Directions
From the entries below, gather each line containing the word "Today".

____

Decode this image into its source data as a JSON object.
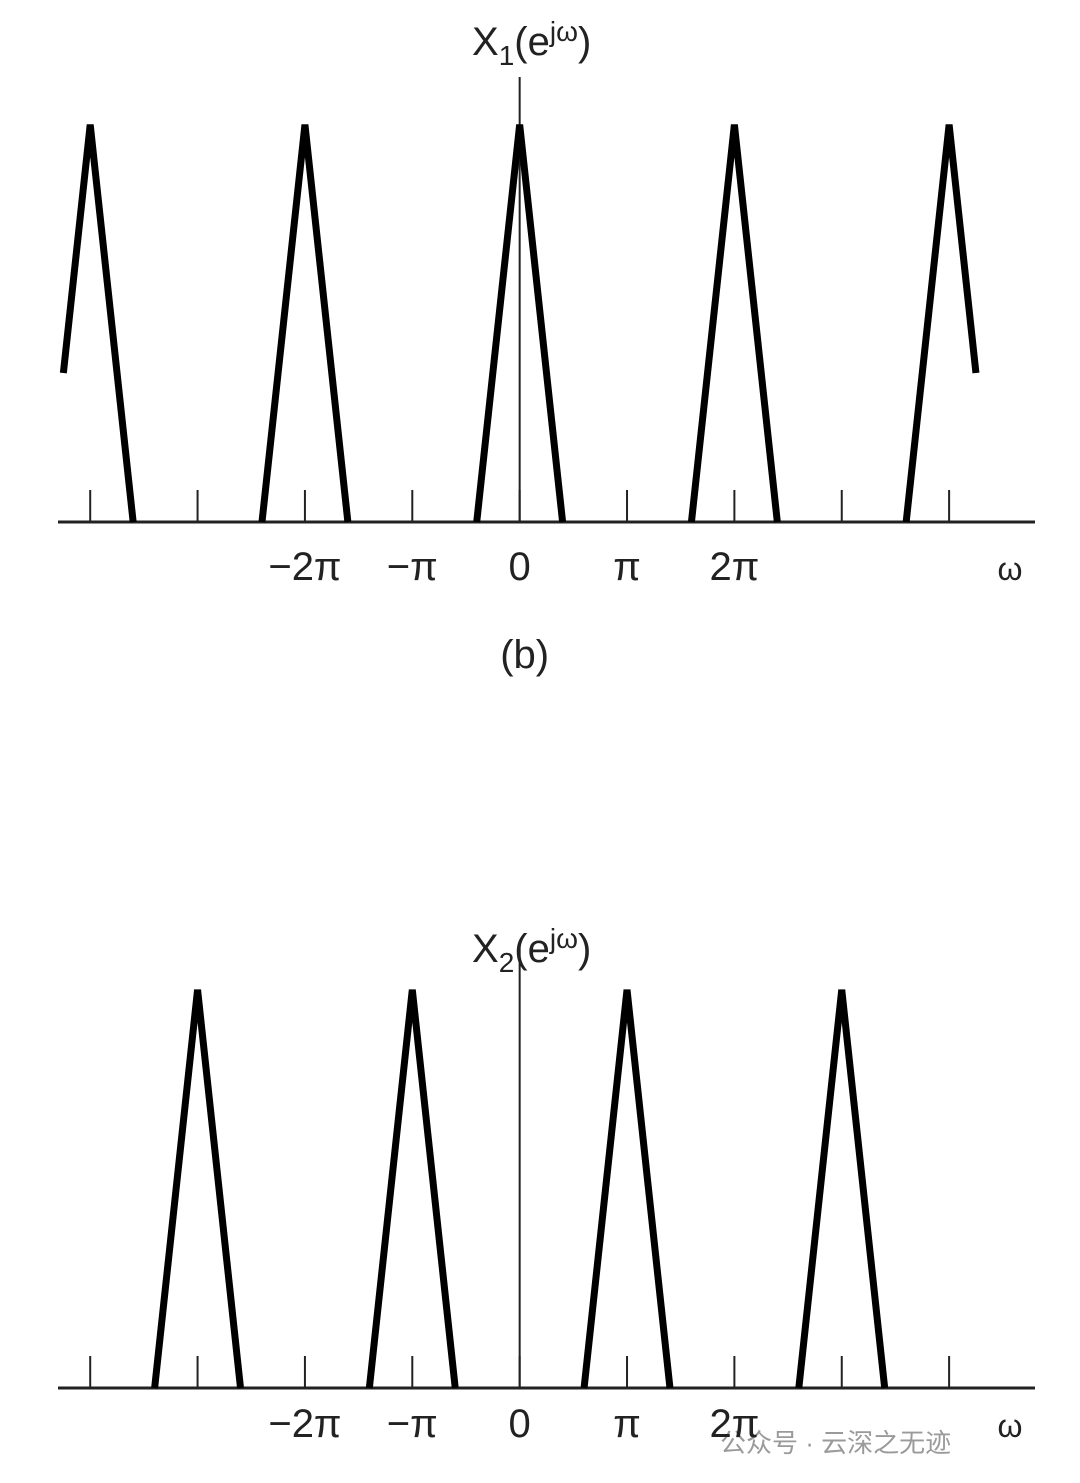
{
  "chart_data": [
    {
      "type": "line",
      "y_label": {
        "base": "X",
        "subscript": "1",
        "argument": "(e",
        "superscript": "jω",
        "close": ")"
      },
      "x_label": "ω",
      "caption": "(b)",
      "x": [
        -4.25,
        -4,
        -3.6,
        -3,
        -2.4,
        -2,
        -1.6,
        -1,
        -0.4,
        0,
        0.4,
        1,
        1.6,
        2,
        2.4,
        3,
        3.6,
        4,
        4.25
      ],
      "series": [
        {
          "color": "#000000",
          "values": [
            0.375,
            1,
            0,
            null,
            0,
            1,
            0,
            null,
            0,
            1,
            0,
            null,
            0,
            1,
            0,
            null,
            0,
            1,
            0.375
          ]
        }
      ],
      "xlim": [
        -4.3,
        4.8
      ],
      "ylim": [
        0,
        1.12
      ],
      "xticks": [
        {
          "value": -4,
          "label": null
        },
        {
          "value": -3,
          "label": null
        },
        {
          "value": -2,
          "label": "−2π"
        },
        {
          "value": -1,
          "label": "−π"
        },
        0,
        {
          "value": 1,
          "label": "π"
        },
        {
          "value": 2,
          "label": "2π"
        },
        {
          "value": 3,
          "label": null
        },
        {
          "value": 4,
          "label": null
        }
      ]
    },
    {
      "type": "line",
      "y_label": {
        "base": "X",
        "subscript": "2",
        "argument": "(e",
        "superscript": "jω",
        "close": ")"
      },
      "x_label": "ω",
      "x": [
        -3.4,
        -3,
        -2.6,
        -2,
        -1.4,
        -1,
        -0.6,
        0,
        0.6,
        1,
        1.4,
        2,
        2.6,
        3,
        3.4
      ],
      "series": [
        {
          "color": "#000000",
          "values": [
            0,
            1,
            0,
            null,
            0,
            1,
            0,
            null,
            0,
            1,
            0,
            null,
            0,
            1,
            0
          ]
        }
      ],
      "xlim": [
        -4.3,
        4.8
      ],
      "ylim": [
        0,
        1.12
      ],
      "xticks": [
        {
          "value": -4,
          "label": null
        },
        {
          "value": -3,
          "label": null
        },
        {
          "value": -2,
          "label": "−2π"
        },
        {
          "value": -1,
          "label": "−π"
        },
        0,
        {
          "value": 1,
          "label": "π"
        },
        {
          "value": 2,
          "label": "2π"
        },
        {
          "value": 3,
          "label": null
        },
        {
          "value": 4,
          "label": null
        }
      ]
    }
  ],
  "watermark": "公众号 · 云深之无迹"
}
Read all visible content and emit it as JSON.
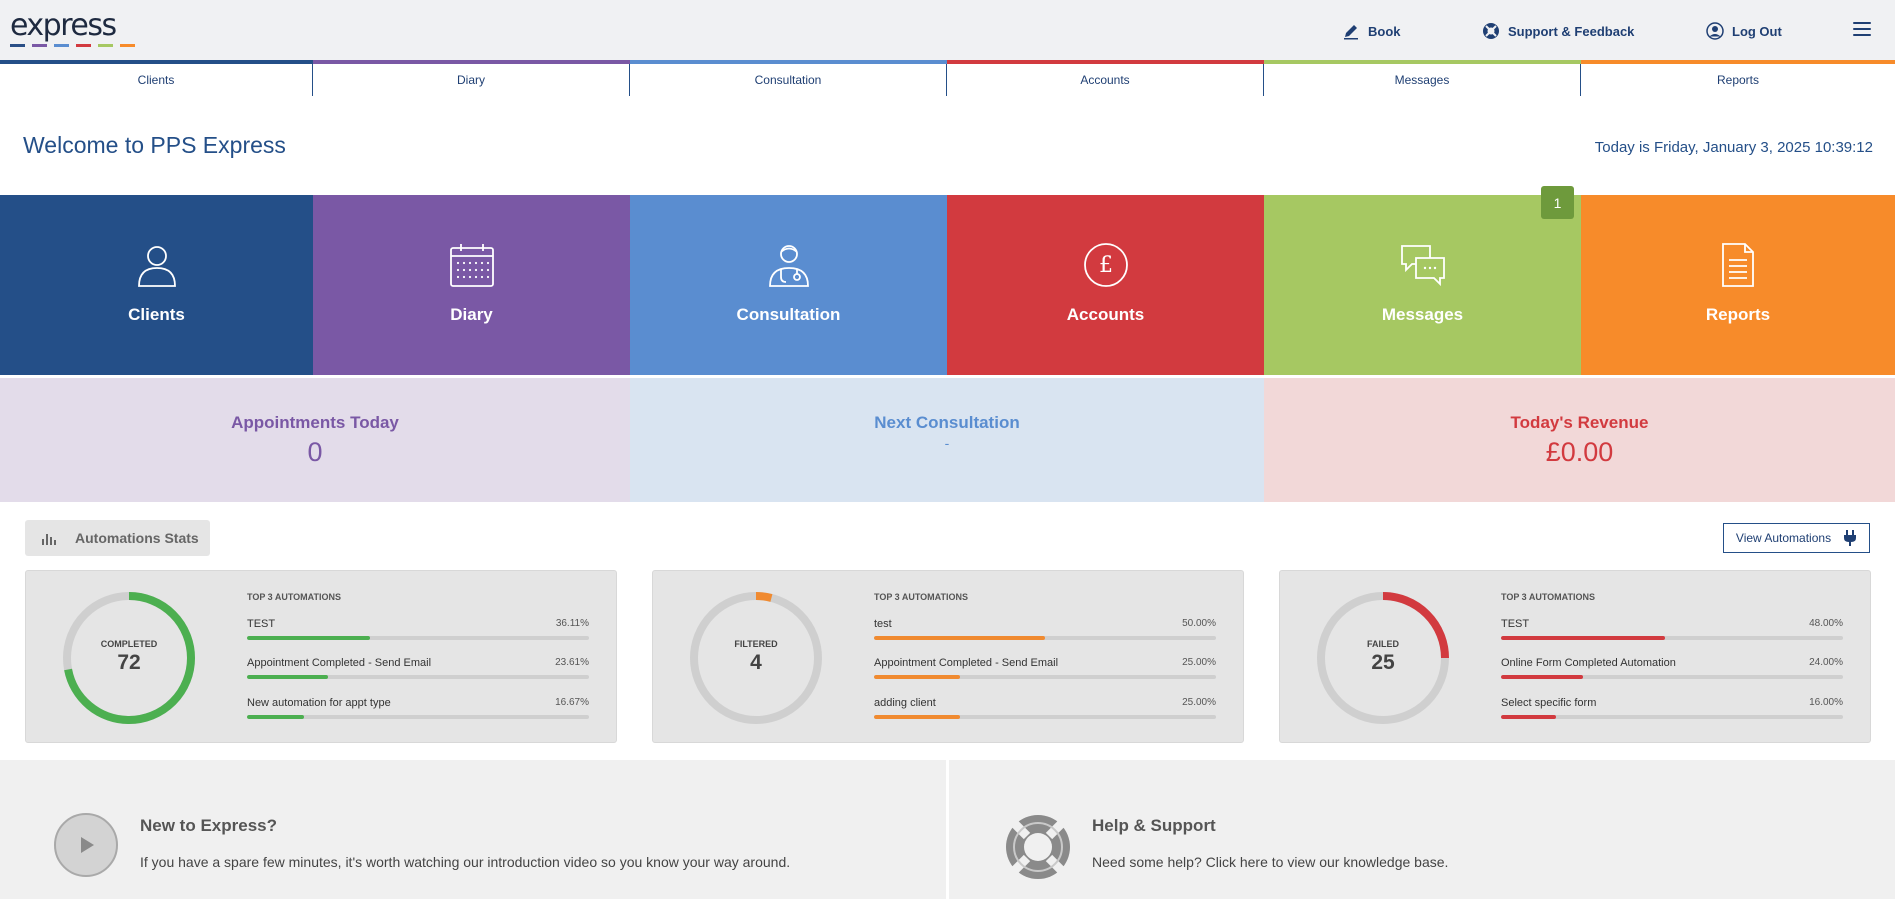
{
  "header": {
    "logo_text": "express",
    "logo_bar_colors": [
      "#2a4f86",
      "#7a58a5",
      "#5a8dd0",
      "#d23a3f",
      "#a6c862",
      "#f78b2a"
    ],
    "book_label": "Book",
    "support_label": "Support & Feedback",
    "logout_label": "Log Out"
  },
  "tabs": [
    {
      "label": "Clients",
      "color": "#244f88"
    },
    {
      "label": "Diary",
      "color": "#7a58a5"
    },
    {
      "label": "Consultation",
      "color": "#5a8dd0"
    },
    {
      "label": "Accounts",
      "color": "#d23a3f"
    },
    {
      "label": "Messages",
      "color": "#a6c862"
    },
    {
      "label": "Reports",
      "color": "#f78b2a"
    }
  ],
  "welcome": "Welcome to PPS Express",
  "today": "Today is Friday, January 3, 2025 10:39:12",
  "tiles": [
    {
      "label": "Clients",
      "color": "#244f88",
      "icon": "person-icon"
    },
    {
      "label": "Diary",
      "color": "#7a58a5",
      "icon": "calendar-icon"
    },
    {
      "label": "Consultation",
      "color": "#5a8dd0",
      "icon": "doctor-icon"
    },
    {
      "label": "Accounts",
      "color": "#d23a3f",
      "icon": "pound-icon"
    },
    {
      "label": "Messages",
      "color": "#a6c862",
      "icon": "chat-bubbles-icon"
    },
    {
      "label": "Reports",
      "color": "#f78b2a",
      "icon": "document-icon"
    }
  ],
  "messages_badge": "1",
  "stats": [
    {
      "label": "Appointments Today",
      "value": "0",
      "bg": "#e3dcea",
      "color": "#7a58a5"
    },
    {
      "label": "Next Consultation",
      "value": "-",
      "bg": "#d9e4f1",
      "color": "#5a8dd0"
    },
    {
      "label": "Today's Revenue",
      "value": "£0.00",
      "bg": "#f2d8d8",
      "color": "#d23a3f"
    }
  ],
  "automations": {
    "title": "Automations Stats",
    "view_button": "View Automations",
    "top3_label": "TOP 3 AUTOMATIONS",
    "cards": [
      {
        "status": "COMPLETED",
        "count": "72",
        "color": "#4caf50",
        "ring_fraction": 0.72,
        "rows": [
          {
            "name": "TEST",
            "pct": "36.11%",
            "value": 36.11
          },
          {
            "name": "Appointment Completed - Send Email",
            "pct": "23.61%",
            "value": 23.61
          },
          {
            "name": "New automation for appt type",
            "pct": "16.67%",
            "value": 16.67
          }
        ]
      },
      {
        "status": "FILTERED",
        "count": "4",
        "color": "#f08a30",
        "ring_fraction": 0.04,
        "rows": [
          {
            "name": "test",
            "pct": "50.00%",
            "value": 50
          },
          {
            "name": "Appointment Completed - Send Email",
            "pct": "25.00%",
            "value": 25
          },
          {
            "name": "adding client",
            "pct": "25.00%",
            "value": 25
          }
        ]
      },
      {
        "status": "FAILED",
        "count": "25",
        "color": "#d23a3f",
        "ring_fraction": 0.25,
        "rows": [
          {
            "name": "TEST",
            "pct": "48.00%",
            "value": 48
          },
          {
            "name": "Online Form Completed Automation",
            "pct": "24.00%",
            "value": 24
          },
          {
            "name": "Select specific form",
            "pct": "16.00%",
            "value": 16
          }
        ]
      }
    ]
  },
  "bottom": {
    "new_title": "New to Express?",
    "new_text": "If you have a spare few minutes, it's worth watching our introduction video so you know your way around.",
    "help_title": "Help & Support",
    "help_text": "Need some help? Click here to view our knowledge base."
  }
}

____

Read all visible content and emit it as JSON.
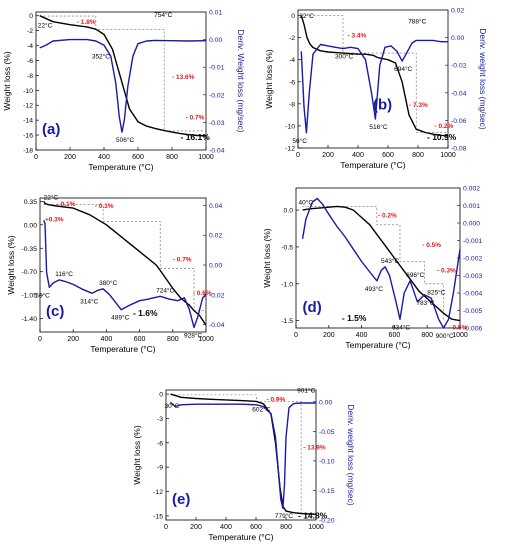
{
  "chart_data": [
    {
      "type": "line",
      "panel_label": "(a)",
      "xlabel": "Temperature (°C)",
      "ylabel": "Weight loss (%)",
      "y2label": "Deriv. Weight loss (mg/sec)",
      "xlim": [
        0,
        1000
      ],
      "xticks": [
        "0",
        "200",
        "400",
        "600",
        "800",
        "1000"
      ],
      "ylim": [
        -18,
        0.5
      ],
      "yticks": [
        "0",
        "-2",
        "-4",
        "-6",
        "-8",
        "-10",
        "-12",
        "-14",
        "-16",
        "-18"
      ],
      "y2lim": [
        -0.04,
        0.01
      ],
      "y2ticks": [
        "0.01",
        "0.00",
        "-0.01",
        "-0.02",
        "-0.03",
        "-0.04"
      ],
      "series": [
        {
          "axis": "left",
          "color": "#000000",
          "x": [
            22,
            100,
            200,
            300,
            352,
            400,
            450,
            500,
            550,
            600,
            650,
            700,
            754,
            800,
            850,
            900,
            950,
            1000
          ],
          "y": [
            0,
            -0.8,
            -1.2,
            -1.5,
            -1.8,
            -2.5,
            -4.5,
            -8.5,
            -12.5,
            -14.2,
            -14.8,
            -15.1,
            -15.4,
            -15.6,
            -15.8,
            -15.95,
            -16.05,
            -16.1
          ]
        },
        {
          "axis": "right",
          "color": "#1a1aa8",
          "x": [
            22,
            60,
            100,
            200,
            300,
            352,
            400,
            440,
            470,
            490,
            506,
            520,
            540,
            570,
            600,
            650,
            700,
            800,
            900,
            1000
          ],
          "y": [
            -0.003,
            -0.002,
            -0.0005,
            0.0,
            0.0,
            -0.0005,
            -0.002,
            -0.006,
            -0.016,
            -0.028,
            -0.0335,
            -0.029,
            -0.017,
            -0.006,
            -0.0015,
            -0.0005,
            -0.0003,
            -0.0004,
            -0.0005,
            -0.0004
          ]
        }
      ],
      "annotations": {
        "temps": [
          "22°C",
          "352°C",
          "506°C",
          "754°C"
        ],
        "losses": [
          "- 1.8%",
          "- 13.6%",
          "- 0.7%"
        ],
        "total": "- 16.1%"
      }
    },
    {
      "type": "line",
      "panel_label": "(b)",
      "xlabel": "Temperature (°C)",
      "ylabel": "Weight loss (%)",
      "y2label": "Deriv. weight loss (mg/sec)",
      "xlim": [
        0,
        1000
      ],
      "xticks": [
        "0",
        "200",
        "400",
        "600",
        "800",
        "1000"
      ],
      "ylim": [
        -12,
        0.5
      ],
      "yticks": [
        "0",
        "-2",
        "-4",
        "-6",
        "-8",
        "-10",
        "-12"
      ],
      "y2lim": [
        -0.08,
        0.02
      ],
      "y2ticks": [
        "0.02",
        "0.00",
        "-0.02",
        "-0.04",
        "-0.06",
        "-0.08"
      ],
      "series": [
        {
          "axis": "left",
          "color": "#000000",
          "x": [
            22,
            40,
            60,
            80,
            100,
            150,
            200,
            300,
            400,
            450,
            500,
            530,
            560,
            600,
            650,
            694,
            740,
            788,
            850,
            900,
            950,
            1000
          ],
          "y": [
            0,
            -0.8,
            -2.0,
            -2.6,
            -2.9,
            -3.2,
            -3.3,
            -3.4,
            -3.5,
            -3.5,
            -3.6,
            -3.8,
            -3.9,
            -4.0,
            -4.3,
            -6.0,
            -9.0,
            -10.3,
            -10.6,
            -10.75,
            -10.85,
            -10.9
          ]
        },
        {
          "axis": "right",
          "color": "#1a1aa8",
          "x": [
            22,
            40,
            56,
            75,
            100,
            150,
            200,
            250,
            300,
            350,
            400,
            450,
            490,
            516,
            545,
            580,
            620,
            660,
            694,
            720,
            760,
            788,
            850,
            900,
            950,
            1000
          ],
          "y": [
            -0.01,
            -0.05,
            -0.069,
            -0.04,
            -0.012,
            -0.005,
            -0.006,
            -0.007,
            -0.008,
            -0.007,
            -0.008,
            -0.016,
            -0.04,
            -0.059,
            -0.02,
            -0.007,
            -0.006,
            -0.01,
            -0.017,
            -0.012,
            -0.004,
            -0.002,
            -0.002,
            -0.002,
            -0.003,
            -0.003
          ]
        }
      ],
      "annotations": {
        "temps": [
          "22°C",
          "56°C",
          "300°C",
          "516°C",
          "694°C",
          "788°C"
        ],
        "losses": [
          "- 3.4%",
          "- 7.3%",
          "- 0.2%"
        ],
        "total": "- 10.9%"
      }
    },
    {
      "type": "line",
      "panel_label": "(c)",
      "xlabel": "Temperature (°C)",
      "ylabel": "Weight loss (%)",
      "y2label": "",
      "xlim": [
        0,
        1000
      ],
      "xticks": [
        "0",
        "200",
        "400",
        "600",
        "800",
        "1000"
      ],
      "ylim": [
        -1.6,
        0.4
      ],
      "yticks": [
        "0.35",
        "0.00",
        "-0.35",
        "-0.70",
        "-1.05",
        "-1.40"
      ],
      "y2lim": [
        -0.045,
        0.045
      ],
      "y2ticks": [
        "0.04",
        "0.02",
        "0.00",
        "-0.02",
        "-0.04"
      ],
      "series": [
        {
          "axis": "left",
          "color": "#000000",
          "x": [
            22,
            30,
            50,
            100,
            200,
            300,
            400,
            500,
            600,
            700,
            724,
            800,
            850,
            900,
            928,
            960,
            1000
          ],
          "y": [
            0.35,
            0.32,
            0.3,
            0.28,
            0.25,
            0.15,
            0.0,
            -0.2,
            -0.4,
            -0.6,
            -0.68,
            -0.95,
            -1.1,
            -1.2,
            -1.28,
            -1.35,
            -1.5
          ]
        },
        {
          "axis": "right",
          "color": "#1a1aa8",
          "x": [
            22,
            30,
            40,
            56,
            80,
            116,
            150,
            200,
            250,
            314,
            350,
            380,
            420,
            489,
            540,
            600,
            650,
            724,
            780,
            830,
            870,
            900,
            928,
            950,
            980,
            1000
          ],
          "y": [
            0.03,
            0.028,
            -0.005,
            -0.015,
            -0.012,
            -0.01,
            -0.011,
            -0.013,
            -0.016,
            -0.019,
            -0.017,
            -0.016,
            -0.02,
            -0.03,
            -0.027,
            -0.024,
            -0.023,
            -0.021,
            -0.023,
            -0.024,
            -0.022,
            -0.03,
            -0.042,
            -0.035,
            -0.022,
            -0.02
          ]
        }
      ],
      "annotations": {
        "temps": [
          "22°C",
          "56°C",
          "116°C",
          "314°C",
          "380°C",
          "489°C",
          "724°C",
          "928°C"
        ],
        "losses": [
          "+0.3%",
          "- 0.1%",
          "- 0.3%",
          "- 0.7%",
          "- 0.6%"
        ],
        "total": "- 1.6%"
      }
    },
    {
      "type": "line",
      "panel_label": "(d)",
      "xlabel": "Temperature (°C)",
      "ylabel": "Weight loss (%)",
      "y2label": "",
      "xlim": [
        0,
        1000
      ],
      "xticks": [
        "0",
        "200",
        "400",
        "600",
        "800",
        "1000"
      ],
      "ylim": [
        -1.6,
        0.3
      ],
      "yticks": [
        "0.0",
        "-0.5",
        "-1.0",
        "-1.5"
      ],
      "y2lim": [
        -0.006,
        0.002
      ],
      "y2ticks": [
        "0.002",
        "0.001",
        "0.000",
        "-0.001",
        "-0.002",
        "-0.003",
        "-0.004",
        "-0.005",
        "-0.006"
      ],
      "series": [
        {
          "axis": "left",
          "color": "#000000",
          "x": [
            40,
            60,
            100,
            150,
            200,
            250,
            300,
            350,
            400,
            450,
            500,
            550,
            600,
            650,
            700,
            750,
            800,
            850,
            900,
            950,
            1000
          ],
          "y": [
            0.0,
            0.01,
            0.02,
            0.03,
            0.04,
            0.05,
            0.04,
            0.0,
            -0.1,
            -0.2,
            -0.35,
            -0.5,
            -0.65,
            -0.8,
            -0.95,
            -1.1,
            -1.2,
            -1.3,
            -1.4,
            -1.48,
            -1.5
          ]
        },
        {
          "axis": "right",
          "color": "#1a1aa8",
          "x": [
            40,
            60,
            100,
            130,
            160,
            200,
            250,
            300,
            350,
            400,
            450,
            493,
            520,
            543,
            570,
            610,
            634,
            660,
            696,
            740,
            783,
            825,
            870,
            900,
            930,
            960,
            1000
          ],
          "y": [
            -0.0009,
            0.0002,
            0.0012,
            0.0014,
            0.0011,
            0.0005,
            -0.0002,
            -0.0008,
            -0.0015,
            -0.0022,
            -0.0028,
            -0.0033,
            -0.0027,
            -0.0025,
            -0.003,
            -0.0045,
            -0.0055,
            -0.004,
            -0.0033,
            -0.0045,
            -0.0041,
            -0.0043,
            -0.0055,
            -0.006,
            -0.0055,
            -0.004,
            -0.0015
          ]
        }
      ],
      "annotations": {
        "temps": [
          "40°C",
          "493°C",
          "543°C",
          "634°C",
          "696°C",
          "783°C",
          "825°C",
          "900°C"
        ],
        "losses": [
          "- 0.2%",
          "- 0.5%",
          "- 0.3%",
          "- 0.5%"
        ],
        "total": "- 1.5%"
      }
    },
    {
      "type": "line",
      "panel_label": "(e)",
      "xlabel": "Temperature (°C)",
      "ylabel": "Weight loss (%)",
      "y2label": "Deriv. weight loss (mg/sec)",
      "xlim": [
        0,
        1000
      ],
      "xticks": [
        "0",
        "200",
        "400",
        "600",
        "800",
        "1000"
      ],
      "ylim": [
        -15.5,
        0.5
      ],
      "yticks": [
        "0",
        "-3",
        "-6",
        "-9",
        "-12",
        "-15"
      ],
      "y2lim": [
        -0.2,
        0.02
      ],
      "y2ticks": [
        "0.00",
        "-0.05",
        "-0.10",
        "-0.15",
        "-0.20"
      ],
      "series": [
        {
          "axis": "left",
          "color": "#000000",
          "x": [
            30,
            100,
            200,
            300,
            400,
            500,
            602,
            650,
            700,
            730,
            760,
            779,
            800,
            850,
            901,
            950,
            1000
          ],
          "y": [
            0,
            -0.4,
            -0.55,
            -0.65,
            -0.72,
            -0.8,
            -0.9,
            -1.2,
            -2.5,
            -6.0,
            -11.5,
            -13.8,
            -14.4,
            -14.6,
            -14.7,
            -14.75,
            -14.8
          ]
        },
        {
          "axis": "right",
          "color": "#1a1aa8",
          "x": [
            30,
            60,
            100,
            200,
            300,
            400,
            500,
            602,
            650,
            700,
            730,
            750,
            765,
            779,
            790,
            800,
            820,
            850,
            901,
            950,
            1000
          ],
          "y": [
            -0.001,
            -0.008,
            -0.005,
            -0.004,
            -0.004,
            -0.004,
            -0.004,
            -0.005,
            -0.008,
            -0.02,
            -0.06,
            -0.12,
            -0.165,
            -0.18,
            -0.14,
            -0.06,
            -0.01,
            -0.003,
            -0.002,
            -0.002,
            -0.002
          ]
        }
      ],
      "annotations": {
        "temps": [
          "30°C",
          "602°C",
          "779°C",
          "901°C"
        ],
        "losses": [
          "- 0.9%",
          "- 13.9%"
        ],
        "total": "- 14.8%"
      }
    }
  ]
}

____

Final result
  "today": "Today is Friday, January 3, 2025 10:39:12",
      "label": "Appointments Today",
      "label": "Today's Revenue",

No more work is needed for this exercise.